▸ **Short task**: Return each entry exactly, with none missing.

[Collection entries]
****

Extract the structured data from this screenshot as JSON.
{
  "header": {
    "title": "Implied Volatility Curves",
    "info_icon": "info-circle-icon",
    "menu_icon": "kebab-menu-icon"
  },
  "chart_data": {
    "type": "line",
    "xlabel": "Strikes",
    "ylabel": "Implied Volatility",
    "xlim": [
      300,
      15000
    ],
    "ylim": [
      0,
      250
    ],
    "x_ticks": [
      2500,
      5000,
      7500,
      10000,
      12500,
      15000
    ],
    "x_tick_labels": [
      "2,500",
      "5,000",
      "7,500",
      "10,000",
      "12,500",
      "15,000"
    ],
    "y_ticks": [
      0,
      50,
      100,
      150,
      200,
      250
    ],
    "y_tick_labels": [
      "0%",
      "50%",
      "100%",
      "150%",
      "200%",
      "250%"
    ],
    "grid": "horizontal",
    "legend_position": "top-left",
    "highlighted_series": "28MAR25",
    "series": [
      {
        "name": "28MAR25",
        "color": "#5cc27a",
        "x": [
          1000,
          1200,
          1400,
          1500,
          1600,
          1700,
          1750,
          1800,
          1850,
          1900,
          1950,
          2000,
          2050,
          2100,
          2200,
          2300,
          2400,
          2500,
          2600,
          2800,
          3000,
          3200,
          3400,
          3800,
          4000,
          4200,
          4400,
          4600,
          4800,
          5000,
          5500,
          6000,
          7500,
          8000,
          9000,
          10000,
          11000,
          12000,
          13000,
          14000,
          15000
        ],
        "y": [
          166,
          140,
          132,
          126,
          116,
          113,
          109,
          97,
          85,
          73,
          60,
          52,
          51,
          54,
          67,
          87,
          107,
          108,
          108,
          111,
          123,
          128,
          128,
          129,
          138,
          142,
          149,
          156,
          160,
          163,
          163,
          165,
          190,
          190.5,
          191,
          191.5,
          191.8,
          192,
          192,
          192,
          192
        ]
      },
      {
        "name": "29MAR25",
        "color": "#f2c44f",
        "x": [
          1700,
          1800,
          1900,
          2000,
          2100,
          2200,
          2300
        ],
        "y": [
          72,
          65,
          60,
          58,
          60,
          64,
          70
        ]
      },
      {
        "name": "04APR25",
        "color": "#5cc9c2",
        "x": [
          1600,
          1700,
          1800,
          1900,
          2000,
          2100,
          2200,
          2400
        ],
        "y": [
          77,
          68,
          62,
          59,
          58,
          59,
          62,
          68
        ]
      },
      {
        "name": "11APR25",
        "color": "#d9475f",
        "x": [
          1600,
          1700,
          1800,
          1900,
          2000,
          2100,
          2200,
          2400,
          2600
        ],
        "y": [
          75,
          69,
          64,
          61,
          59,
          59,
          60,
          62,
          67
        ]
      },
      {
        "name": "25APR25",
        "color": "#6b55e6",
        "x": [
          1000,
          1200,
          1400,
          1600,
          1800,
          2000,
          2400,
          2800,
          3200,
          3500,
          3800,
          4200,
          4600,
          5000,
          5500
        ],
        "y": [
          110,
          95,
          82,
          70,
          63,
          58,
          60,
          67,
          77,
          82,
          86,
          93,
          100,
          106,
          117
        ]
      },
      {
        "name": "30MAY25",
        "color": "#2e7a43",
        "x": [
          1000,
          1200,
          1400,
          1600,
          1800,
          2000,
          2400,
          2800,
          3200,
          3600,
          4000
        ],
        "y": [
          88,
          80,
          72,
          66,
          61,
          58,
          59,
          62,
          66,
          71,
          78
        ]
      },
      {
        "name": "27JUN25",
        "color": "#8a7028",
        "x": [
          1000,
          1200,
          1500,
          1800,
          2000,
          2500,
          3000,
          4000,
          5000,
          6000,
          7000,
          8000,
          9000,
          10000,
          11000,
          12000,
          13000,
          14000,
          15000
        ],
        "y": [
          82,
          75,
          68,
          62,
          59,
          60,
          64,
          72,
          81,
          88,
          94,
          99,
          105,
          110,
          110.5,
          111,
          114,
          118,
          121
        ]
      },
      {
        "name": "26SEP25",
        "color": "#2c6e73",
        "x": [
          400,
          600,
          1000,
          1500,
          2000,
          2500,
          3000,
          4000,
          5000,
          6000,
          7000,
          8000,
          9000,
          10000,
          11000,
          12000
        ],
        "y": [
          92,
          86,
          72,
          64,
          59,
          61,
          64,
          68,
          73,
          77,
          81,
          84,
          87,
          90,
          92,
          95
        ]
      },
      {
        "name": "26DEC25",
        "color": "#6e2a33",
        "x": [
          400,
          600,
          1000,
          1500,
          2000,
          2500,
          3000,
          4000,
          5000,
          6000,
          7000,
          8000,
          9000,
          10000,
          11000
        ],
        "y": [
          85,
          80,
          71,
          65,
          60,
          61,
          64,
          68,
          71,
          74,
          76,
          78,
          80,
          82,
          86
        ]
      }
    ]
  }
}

****

▸ **Response**:
Extract the structured data from this screenshot as JSON.
{
  "header": {
    "title": "Implied Volatility Curves",
    "info_icon": "info-circle-icon",
    "menu_icon": "kebab-menu-icon"
  },
  "chart_data": {
    "type": "line",
    "xlabel": "Strikes",
    "ylabel": "Implied Volatility",
    "xlim": [
      300,
      15000
    ],
    "ylim": [
      0,
      250
    ],
    "x_ticks": [
      2500,
      5000,
      7500,
      10000,
      12500,
      15000
    ],
    "x_tick_labels": [
      "2,500",
      "5,000",
      "7,500",
      "10,000",
      "12,500",
      "15,000"
    ],
    "y_ticks": [
      0,
      50,
      100,
      150,
      200,
      250
    ],
    "y_tick_labels": [
      "0%",
      "50%",
      "100%",
      "150%",
      "200%",
      "250%"
    ],
    "grid": "horizontal",
    "legend_position": "top-left",
    "highlighted_series": "28MAR25",
    "series": [
      {
        "name": "28MAR25",
        "color": "#5cc27a",
        "x": [
          1000,
          1200,
          1400,
          1500,
          1600,
          1700,
          1750,
          1800,
          1850,
          1900,
          1950,
          2000,
          2050,
          2100,
          2200,
          2300,
          2400,
          2500,
          2600,
          2800,
          3000,
          3200,
          3400,
          3800,
          4000,
          4200,
          4400,
          4600,
          4800,
          5000,
          5500,
          6000,
          7500,
          8000,
          9000,
          10000,
          11000,
          12000,
          13000,
          14000,
          15000
        ],
        "y": [
          166,
          140,
          132,
          126,
          116,
          113,
          109,
          97,
          85,
          73,
          60,
          52,
          51,
          54,
          67,
          87,
          107,
          108,
          108,
          111,
          123,
          128,
          128,
          129,
          138,
          142,
          149,
          156,
          160,
          163,
          163,
          165,
          190,
          190.5,
          191,
          191.5,
          191.8,
          192,
          192,
          192,
          192
        ]
      },
      {
        "name": "29MAR25",
        "color": "#f2c44f",
        "x": [
          1700,
          1800,
          1900,
          2000,
          2100,
          2200,
          2300
        ],
        "y": [
          72,
          65,
          60,
          58,
          60,
          64,
          70
        ]
      },
      {
        "name": "04APR25",
        "color": "#5cc9c2",
        "x": [
          1600,
          1700,
          1800,
          1900,
          2000,
          2100,
          2200,
          2400
        ],
        "y": [
          77,
          68,
          62,
          59,
          58,
          59,
          62,
          68
        ]
      },
      {
        "name": "11APR25",
        "color": "#d9475f",
        "x": [
          1600,
          1700,
          1800,
          1900,
          2000,
          2100,
          2200,
          2400,
          2600
        ],
        "y": [
          75,
          69,
          64,
          61,
          59,
          59,
          60,
          62,
          67
        ]
      },
      {
        "name": "25APR25",
        "color": "#6b55e6",
        "x": [
          1000,
          1200,
          1400,
          1600,
          1800,
          2000,
          2400,
          2800,
          3200,
          3500,
          3800,
          4200,
          4600,
          5000,
          5500
        ],
        "y": [
          110,
          95,
          82,
          70,
          63,
          58,
          60,
          67,
          77,
          82,
          86,
          93,
          100,
          106,
          117
        ]
      },
      {
        "name": "30MAY25",
        "color": "#2e7a43",
        "x": [
          1000,
          1200,
          1400,
          1600,
          1800,
          2000,
          2400,
          2800,
          3200,
          3600,
          4000
        ],
        "y": [
          88,
          80,
          72,
          66,
          61,
          58,
          59,
          62,
          66,
          71,
          78
        ]
      },
      {
        "name": "27JUN25",
        "color": "#8a7028",
        "x": [
          1000,
          1200,
          1500,
          1800,
          2000,
          2500,
          3000,
          4000,
          5000,
          6000,
          7000,
          8000,
          9000,
          10000,
          11000,
          12000,
          13000,
          14000,
          15000
        ],
        "y": [
          82,
          75,
          68,
          62,
          59,
          60,
          64,
          72,
          81,
          88,
          94,
          99,
          105,
          110,
          110.5,
          111,
          114,
          118,
          121
        ]
      },
      {
        "name": "26SEP25",
        "color": "#2c6e73",
        "x": [
          400,
          600,
          1000,
          1500,
          2000,
          2500,
          3000,
          4000,
          5000,
          6000,
          7000,
          8000,
          9000,
          10000,
          11000,
          12000
        ],
        "y": [
          92,
          86,
          72,
          64,
          59,
          61,
          64,
          68,
          73,
          77,
          81,
          84,
          87,
          90,
          92,
          95
        ]
      },
      {
        "name": "26DEC25",
        "color": "#6e2a33",
        "x": [
          400,
          600,
          1000,
          1500,
          2000,
          2500,
          3000,
          4000,
          5000,
          6000,
          7000,
          8000,
          9000,
          10000,
          11000
        ],
        "y": [
          85,
          80,
          71,
          65,
          60,
          61,
          64,
          68,
          71,
          74,
          76,
          78,
          80,
          82,
          86
        ]
      }
    ]
  }
}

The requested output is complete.